= What this task involves =
Locate the word "permite" in the material, then show every line that holds it.

= Stored data =
::::
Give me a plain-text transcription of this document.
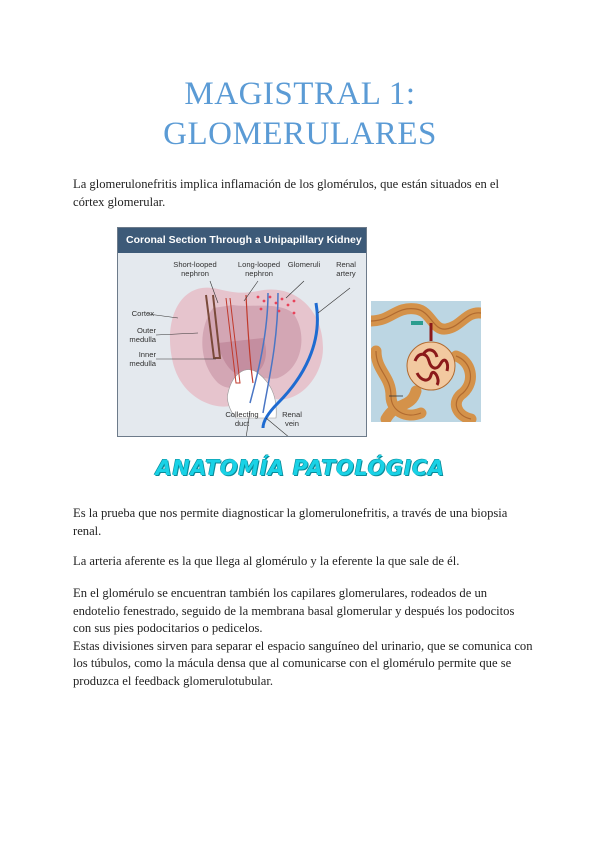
MAGISTRAL 1:
GLOMERULARES
La glomerulonefritis implica inflamación de los glomérulos, que están situados en el córtex glomerular.
Coronal Section Through a Unipapillary Kidney
Short-looped nephron
Long-looped nephron
Glomeruli	Renal artery
Cortex
Outer medulla
Inner medulla
Collecting duct
Renal vein
ANATOMÍA PATOLÓGICA
Es la prueba que nos permite diagnosticar la glomerulonefritis, a través de una biopsia renal.
La arteria aferente es la que llega al glomérulo y la eferente la que sale de él.
En el glomérulo se encuentran también los capilares glomerulares, rodeados de un endotelio fenestrado, seguido de la membrana basal glomerular y después los podocitos con sus pies podocitarios o pedicelos.
Estas divisiones sirven para separar el espacio sanguíneo del urinario, que se comunica con los túbulos, como la mácula densa que al comunicarse con el glomérulo permite que se produzca el feedback glomerulotubular.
::::
= Written answer =
Es la prueba que nos permite diagnosticar la glomerulonefritis, a través de una biopsia renal.
Estas divisiones sirven para separar el espacio sanguíneo del urinario, que se comunica con los túbulos, como la mácula densa que al comunicarse con el glomérulo permite que se produzca el feedback glomerulotubular.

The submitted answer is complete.